* **Stated exercise**
Only lines with the word "node" are needed; collect each of them from the listing below.

··· Data provided

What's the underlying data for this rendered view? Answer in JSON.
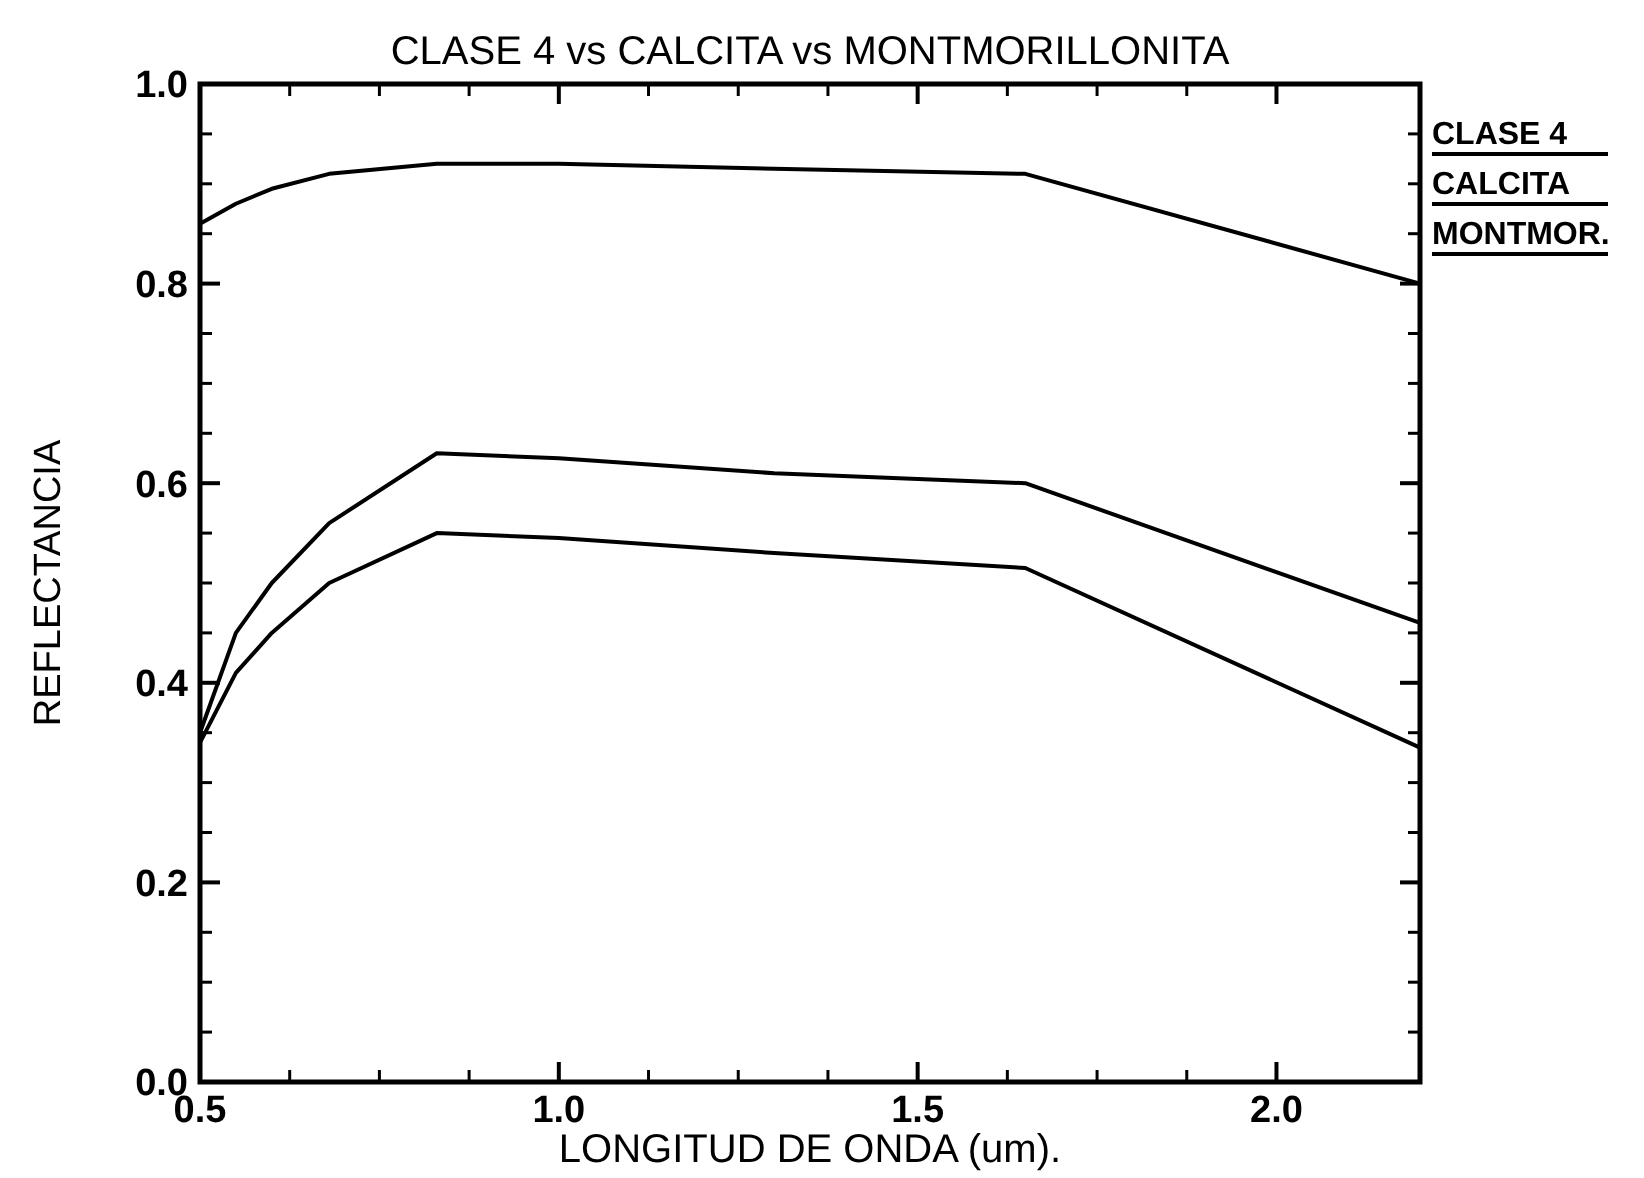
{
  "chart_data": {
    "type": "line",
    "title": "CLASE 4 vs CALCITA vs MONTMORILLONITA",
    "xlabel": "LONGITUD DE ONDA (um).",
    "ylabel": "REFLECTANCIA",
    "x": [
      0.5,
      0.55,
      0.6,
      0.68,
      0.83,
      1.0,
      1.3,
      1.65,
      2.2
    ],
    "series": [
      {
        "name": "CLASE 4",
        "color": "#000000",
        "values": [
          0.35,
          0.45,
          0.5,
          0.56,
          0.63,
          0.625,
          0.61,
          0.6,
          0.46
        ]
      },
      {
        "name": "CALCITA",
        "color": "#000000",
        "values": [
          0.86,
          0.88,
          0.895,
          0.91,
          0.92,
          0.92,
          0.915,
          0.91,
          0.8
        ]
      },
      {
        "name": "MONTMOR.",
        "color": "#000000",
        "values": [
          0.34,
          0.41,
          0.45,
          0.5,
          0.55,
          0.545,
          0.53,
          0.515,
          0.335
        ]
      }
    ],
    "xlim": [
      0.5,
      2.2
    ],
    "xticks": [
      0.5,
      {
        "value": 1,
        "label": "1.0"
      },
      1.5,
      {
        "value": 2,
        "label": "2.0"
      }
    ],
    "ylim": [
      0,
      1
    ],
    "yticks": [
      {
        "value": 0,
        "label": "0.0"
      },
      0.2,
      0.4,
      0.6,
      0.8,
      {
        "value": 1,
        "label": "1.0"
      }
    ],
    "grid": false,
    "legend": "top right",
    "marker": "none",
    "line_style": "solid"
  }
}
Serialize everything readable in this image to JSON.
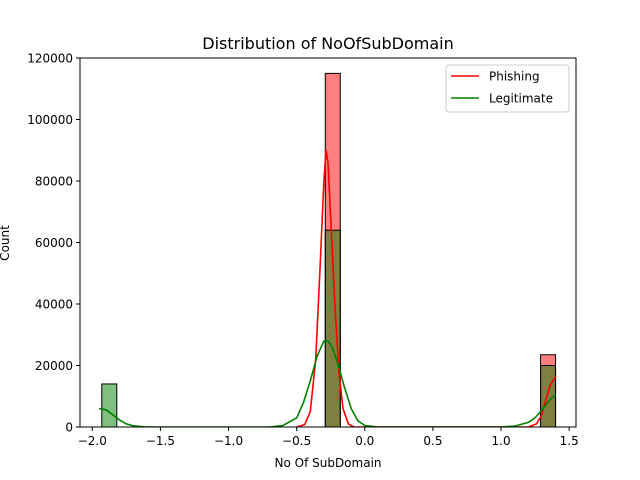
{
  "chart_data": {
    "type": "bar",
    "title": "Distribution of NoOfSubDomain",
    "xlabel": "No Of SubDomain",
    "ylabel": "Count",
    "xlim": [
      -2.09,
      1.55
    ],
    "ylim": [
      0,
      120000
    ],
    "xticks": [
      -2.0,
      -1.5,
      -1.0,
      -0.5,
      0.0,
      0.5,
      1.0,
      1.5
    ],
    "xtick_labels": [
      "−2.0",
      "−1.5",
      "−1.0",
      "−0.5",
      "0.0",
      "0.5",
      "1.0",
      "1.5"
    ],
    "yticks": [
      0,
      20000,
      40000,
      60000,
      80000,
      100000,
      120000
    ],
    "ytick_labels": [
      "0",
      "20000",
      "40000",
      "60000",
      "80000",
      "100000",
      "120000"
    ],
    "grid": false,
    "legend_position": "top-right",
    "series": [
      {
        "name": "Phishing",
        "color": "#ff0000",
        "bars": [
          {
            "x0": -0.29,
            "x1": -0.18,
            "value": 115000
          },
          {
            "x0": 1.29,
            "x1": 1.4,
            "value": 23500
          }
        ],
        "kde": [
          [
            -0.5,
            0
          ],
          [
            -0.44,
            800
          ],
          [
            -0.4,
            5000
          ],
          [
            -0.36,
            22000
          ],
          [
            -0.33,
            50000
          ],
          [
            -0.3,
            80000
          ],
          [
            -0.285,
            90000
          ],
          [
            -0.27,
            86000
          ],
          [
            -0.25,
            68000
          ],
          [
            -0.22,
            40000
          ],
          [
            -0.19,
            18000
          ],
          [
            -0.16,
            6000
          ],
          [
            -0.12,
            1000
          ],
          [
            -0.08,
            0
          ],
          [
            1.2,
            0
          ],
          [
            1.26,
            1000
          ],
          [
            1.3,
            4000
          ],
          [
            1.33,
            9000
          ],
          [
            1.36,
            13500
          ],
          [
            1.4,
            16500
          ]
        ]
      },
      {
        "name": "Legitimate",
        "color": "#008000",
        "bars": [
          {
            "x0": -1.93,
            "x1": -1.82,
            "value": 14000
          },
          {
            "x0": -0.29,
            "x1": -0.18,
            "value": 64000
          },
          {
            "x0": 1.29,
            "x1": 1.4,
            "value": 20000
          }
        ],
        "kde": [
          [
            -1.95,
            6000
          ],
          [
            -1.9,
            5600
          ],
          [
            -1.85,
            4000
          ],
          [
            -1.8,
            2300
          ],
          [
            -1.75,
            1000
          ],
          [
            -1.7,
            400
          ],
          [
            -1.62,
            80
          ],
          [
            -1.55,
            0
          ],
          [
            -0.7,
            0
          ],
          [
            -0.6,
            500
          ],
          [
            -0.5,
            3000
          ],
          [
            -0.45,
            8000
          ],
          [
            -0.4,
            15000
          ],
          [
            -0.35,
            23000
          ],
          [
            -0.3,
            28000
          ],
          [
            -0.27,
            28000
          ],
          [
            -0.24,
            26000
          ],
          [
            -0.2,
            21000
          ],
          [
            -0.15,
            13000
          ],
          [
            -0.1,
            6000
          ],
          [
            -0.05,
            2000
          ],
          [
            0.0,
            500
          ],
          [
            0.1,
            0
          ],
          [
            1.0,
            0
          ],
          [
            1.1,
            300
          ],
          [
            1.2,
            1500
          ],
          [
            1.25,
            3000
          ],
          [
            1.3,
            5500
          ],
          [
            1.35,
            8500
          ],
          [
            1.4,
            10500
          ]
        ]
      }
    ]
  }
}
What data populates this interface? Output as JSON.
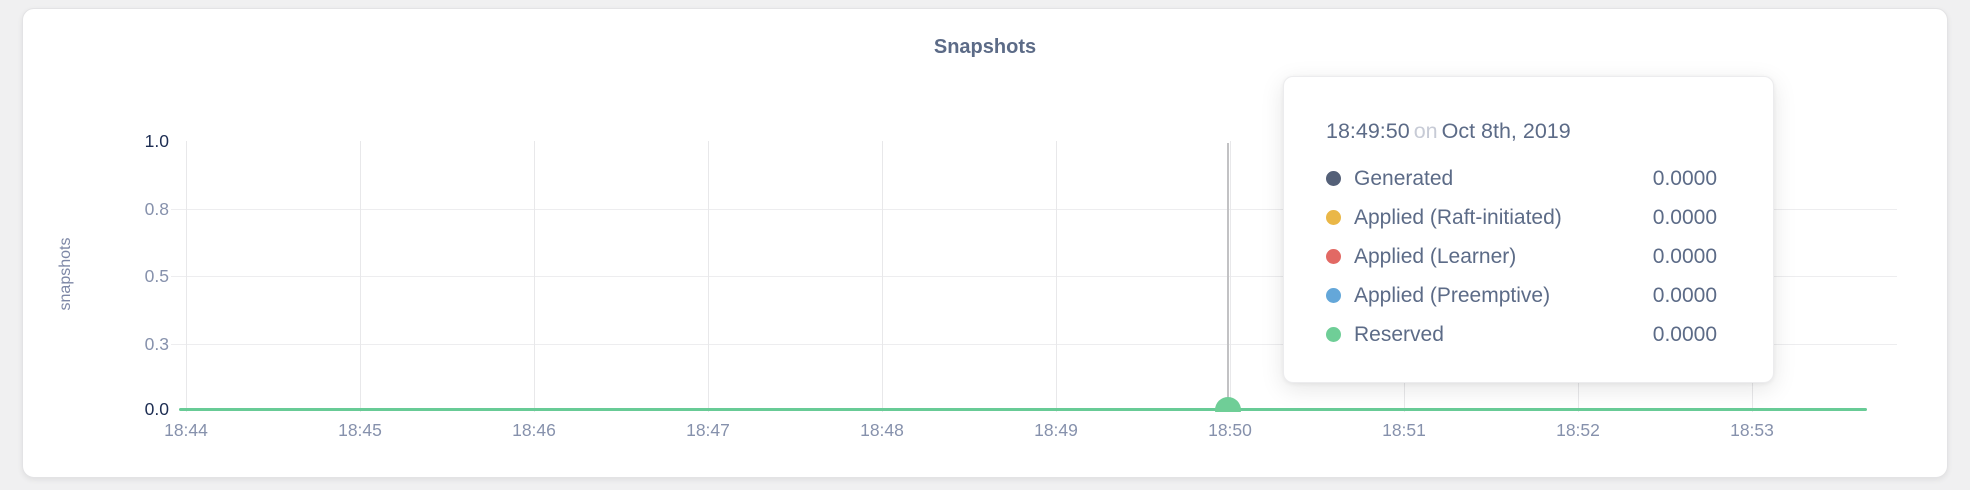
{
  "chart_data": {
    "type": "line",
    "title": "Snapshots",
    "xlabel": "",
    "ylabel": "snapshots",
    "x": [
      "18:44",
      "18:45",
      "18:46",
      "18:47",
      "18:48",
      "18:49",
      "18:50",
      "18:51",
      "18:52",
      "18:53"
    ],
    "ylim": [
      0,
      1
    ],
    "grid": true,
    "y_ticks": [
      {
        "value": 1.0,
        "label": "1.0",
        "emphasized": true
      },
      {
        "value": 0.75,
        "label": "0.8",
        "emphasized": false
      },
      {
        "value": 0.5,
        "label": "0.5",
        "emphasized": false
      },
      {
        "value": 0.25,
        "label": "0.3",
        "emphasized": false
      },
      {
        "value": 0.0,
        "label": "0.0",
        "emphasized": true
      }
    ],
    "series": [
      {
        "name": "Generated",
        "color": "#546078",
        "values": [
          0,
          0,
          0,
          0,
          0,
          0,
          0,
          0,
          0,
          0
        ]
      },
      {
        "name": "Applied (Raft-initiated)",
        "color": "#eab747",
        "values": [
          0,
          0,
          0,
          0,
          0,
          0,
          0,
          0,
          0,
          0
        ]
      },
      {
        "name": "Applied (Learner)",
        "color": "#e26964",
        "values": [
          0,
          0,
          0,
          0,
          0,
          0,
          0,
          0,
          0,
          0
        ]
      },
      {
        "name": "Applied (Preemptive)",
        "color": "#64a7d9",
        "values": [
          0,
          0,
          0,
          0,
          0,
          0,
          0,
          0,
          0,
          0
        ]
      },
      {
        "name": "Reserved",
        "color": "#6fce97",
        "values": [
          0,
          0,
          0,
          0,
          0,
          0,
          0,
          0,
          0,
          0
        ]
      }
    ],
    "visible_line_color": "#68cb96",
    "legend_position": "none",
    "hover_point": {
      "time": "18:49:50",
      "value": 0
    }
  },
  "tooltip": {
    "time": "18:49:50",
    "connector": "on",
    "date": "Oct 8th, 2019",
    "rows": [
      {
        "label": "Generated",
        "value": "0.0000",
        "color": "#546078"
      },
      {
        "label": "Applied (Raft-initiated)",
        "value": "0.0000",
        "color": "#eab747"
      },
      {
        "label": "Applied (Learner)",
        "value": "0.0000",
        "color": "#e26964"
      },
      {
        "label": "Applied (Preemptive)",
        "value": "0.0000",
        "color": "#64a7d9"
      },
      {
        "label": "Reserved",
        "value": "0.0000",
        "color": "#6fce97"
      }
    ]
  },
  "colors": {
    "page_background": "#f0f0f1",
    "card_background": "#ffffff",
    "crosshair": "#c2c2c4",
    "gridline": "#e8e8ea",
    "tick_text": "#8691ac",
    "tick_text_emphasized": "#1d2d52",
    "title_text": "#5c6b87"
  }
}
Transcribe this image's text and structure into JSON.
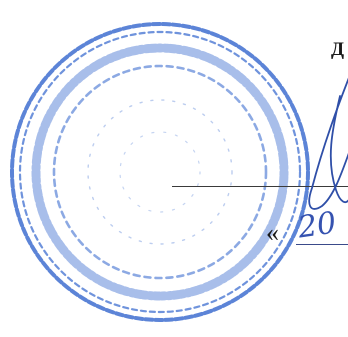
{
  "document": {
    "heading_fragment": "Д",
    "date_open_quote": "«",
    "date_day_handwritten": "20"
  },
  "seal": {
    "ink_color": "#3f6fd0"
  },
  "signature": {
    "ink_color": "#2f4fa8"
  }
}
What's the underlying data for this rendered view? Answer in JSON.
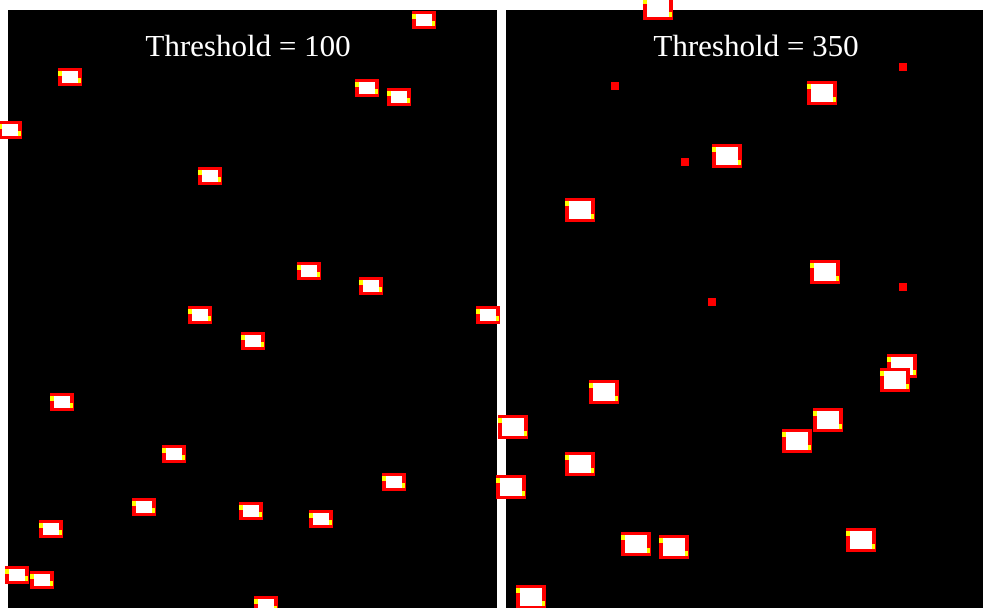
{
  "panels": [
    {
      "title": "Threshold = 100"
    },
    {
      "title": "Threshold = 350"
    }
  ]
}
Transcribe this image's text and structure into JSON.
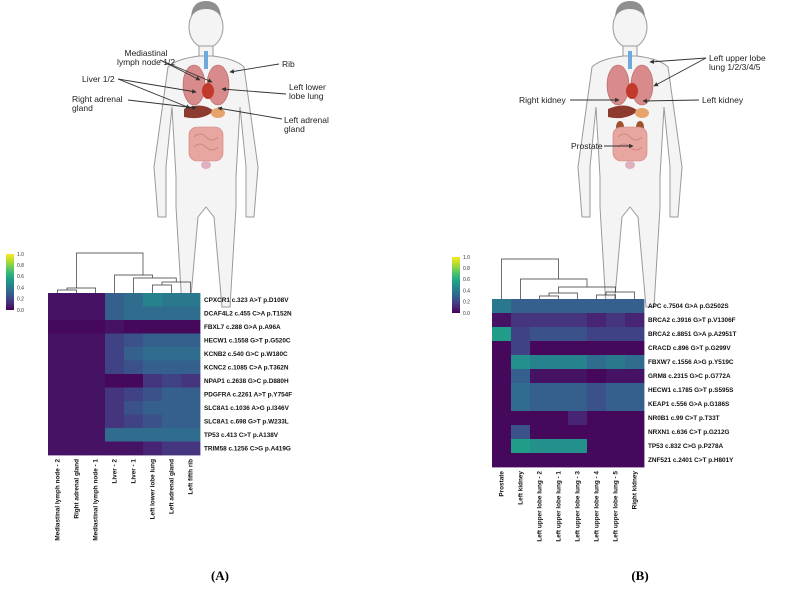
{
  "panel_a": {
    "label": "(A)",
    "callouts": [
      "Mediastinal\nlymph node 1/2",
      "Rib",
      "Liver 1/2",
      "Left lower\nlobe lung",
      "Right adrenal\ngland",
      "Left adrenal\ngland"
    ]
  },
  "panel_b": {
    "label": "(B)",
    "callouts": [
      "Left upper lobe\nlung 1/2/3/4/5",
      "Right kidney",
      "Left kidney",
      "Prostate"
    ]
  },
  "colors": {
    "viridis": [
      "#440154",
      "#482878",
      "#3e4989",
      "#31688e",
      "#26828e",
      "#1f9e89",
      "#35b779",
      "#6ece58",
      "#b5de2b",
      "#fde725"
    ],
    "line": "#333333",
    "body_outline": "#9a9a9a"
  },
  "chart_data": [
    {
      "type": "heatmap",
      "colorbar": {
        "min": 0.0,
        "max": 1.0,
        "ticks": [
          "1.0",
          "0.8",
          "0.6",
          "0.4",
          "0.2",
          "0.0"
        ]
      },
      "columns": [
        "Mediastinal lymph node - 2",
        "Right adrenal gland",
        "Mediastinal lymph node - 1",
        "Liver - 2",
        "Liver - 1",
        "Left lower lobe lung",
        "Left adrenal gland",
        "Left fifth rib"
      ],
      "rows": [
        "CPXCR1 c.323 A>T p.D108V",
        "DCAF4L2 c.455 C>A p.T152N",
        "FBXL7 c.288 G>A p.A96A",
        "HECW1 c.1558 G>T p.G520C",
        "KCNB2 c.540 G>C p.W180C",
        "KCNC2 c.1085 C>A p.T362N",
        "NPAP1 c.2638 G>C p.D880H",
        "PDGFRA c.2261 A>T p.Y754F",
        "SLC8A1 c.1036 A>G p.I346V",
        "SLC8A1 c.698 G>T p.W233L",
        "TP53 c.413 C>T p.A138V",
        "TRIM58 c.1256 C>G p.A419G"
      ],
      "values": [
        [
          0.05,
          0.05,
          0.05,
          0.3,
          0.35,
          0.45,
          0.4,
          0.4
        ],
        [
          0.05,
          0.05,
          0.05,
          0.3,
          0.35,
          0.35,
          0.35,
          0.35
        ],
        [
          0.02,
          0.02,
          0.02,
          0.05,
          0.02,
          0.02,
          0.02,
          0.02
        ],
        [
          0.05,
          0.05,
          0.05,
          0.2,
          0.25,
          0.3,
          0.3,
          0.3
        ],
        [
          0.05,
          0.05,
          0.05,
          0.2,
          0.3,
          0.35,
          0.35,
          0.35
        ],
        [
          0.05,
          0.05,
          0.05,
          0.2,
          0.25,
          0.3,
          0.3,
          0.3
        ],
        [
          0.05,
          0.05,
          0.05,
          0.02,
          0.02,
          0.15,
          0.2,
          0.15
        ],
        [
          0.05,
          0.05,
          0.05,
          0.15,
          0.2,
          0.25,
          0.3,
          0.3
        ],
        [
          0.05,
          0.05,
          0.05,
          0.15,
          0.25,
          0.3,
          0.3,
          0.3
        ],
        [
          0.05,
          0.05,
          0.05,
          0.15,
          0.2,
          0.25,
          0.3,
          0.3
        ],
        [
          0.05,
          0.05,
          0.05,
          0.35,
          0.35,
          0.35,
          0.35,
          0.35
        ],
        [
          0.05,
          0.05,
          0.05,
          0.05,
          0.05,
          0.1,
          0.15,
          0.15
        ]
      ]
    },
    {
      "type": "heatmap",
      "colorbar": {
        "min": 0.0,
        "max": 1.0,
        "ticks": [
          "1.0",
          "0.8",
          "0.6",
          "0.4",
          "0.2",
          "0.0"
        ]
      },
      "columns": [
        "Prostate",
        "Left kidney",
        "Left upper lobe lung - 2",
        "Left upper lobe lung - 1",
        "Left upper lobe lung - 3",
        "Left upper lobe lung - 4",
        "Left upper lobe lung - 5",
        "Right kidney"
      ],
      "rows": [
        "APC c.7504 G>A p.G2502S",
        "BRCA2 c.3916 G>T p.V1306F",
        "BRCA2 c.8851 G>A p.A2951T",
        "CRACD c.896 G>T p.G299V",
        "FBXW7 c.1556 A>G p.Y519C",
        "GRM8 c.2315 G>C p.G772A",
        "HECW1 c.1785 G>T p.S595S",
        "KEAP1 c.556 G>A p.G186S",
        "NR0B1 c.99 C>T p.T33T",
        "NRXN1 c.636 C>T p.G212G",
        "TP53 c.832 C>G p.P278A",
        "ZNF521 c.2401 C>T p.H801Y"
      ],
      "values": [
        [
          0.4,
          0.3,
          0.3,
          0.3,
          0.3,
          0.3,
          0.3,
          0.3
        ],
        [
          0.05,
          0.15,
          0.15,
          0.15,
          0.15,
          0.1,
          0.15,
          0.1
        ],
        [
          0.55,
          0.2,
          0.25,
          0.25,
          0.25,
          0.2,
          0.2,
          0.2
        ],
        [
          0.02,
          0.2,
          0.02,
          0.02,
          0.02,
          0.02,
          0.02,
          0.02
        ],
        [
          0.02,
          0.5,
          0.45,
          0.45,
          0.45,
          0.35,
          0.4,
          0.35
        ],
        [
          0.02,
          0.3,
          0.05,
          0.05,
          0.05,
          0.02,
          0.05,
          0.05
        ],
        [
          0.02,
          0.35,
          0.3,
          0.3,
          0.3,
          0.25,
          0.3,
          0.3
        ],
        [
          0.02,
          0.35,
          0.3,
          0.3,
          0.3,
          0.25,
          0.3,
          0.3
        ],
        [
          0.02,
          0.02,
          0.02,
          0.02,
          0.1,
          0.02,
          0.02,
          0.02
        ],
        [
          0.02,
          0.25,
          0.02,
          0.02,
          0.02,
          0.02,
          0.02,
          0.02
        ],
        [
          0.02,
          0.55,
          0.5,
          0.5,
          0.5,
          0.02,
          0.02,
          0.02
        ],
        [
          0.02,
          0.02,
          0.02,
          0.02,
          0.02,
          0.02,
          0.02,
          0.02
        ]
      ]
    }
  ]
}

······

* **Solved exercise**
      "Mediastinal\nlymph node 1/2",
        "Mediastinal lymph node - 2",
        "Mediastinal lymph node - 1",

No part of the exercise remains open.